• **What this task involves**: Look through the material below and count the lines with the string "SOCIETA". Report only the count.

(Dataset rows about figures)
** BEGIN **

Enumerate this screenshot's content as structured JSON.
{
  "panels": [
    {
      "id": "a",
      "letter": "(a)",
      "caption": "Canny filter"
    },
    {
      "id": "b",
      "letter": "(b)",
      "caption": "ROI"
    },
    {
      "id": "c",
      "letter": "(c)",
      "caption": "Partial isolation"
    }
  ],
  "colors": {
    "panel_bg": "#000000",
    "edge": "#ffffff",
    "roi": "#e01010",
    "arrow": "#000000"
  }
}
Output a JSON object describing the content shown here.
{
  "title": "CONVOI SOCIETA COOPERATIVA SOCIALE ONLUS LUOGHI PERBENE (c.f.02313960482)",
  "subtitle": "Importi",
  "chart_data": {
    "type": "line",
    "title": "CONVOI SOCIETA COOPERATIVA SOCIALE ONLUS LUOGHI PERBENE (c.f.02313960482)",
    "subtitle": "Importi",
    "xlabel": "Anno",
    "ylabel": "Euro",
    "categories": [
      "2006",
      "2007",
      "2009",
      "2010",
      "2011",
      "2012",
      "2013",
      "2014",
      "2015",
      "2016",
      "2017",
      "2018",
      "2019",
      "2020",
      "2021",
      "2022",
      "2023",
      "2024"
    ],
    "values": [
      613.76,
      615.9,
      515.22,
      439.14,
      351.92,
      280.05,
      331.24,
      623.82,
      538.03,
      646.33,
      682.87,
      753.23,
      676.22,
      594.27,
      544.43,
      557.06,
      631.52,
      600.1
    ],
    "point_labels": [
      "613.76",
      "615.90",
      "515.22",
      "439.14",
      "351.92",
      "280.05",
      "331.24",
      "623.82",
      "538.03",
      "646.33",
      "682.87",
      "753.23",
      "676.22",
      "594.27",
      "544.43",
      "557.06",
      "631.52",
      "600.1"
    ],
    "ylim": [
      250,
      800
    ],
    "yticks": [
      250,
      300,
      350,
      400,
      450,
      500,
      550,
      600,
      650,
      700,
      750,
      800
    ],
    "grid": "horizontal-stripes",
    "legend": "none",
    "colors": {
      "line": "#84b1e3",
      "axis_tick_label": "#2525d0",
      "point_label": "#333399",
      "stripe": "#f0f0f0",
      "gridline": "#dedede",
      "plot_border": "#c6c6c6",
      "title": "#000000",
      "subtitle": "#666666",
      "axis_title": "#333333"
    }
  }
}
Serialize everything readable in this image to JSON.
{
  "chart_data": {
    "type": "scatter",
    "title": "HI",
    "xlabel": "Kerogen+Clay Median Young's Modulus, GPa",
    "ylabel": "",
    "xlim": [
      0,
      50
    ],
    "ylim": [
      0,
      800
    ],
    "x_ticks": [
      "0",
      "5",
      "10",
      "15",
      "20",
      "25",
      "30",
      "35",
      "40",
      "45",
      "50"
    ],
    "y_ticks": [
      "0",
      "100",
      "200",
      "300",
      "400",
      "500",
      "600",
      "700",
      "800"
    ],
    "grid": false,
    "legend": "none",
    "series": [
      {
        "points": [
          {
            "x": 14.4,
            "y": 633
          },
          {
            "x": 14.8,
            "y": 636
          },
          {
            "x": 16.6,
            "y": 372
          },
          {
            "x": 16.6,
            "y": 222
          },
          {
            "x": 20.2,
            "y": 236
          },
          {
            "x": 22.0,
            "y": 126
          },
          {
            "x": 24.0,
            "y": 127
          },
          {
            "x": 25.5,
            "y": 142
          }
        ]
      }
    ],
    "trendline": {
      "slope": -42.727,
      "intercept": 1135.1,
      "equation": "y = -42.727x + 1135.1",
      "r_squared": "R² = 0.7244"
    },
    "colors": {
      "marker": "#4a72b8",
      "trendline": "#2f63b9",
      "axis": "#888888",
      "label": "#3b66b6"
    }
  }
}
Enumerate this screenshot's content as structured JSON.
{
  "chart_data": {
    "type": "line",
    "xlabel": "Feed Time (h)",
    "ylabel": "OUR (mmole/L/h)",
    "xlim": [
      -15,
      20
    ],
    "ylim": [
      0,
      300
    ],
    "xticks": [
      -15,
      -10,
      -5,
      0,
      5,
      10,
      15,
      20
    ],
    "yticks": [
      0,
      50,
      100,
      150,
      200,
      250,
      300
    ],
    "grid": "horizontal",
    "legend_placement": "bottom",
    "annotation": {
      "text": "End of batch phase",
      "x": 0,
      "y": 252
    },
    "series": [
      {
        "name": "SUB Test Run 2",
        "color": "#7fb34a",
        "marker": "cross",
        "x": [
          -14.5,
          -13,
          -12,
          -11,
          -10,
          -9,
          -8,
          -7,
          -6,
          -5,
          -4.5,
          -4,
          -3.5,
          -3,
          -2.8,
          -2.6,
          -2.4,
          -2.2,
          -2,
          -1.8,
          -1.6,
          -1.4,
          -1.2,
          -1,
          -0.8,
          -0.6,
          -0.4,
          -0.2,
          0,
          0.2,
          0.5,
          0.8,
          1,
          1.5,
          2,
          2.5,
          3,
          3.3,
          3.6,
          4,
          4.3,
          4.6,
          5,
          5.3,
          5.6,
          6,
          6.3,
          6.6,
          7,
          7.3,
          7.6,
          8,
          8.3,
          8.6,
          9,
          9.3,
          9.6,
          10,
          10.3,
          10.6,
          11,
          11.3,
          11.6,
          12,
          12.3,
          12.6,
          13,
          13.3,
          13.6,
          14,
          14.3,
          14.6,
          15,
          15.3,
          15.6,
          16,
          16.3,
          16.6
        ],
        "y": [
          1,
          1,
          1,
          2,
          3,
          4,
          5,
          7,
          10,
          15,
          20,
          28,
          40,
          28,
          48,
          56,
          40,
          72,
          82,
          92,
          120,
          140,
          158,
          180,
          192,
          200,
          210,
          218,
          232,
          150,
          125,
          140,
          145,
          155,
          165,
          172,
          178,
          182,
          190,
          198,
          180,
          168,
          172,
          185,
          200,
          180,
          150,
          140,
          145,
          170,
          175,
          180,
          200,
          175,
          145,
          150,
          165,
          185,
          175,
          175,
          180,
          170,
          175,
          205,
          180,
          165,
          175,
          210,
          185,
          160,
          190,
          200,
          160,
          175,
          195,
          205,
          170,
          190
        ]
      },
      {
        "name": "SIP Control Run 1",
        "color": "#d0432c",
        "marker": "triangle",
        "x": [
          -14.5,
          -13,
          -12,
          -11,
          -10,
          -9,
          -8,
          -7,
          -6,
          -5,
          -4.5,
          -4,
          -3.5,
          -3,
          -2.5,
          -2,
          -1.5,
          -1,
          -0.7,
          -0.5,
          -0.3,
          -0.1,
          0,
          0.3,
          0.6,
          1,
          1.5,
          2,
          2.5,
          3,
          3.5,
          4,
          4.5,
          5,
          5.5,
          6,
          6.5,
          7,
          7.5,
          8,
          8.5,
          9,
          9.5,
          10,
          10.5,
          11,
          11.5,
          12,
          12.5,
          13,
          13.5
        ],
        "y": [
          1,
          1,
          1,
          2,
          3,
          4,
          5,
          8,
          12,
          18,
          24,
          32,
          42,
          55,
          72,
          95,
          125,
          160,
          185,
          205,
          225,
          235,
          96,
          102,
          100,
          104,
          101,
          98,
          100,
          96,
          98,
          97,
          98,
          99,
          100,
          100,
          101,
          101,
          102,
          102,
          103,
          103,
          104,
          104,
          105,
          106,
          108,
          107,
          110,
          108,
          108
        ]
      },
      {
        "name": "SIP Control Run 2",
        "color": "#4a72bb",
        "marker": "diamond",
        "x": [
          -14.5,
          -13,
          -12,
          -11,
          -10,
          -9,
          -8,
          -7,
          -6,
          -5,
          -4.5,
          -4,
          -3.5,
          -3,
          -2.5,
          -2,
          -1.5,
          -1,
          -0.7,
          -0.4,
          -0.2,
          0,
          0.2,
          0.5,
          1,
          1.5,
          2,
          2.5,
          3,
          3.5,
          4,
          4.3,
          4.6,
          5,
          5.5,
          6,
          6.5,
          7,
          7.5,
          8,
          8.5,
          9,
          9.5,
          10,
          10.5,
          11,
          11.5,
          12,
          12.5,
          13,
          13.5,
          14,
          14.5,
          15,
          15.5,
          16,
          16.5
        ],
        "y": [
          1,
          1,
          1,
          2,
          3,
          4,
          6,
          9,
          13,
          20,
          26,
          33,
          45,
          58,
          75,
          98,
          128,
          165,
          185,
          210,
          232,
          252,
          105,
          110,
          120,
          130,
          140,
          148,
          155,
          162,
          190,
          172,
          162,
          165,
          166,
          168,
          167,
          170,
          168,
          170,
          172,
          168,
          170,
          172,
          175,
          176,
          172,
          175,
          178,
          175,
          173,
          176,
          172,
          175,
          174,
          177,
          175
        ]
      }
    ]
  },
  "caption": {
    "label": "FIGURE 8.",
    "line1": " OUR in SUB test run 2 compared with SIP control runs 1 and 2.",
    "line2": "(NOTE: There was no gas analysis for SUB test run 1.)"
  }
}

** END **

• **Reply**: 2